* **Task instructions**:
Every entry below should be repeated exactly; the pictures should not.

* **Records for the exercise**:
-=-=-

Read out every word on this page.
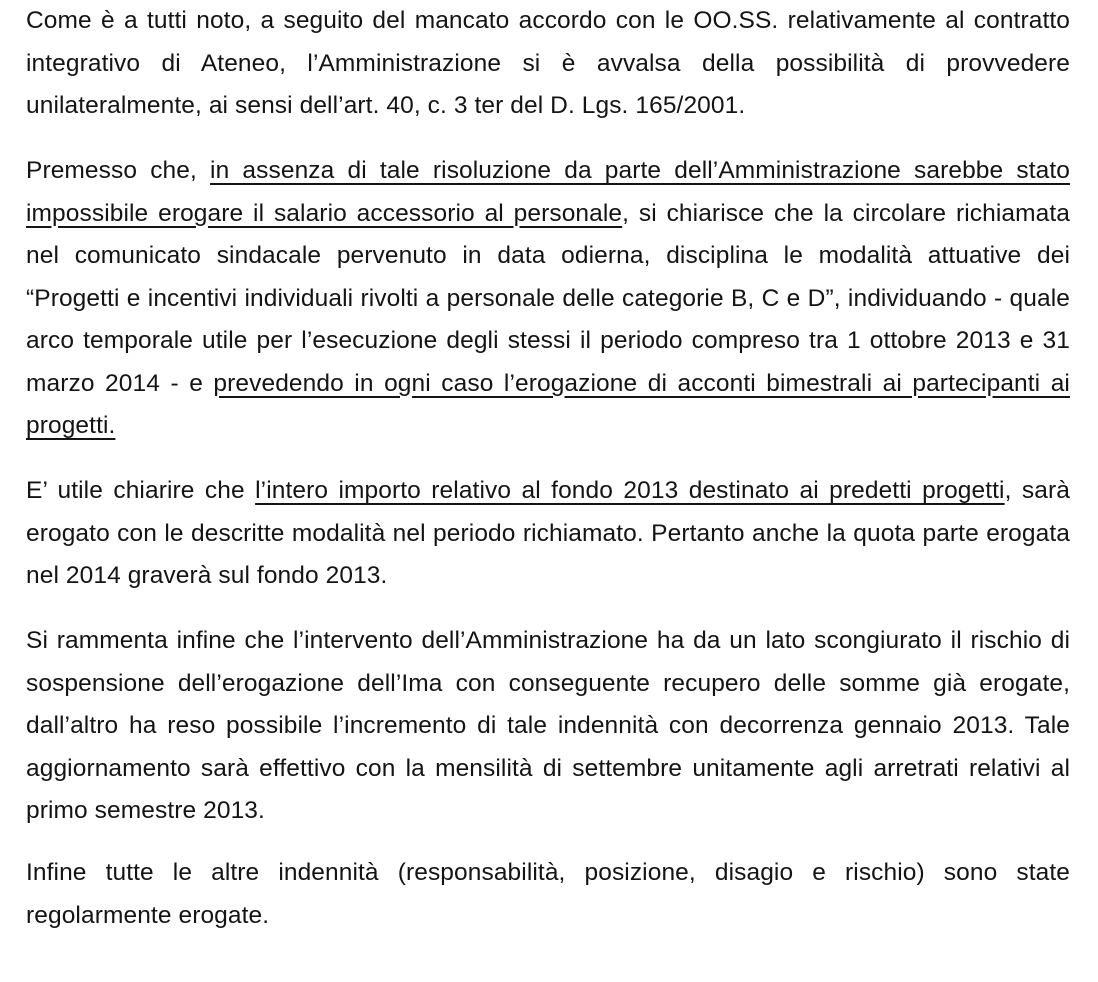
Come è a tutti noto, a seguito del mancato accordo con le OO.SS. relativamente al contratto integrativo di Ateneo, l’Amministrazione si è avvalsa della possibilità di provvedere unilateralmente, ai sensi dell’art. 40, c. 3 ter del D. Lgs. 165/2001.

Premesso che, in assenza di tale risoluzione da parte dell’Amministrazione sarebbe stato impossibile erogare il salario accessorio al personale, si chiarisce che la circolare richiamata nel comunicato sindacale pervenuto in data odierna, disciplina le modalità attuative dei “Progetti e incentivi individuali rivolti a personale delle categorie B, C e D”, individuando - quale arco temporale utile per l’esecuzione degli stessi il periodo compreso tra 1 ottobre 2013 e 31 marzo 2014 - e prevedendo in ogni caso l’erogazione di acconti bimestrali ai partecipanti ai progetti.

E’ utile chiarire che l’intero importo relativo al fondo 2013 destinato ai predetti progetti, sarà erogato con le descritte modalità nel periodo richiamato. Pertanto anche la quota parte erogata nel 2014 graverà sul fondo 2013.

Si rammenta infine che l’intervento dell’Amministrazione ha da un lato scongiurato il rischio di sospensione dell’erogazione dell’Ima con conseguente recupero delle somme già erogate, dall’altro ha reso possibile l’incremento di tale indennità con decorrenza gennaio 2013. Tale aggiornamento sarà effettivo con la mensilità di settembre unitamente agli arretrati relativi al primo semestre 2013.

Infine tutte le altre indennità (responsabilità, posizione, disagio e rischio) sono state regolarmente erogate.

-=-=-

* **Right answer**:
Read out every word on this page.
Come è a tutti noto, a seguito del mancato accordo con le OO.SS. relativamente al contratto integrativo di Ateneo, l’Amministrazione si è avvalsa della possibilità di provvedere unilateralmente, ai sensi dell’art. 40, c. 3 ter del D. Lgs. 165/2001.

Premesso che, in assenza di tale risoluzione da parte dell’Amministrazione sarebbe stato impossibile erogare il salario accessorio al personale, si chiarisce che la circolare richiamata nel comunicato sindacale pervenuto in data odierna, disciplina le modalità attuative dei “Progetti e incentivi individuali rivolti a personale delle categorie B, C e D”, individuando - quale arco temporale utile per l’esecuzione degli stessi il periodo compreso tra 1 ottobre 2013 e 31 marzo 2014 - e prevedendo in ogni caso l’erogazione di acconti bimestrali ai partecipanti ai progetti.

E’ utile chiarire che l’intero importo relativo al fondo 2013 destinato ai predetti progetti, sarà erogato con le descritte modalità nel periodo richiamato. Pertanto anche la quota parte erogata nel 2014 graverà sul fondo 2013.

Si rammenta infine che l’intervento dell’Amministrazione ha da un lato scongiurato il rischio di sospensione dell’erogazione dell’Ima con conseguente recupero delle somme già erogate, dall’altro ha reso possibile l’incremento di tale indennità con decorrenza gennaio 2013. Tale aggiornamento sarà effettivo con la mensilità di settembre unitamente agli arretrati relativi al primo semestre 2013.

Infine tutte le altre indennità (responsabilità, posizione, disagio e rischio) sono state regolarmente erogate.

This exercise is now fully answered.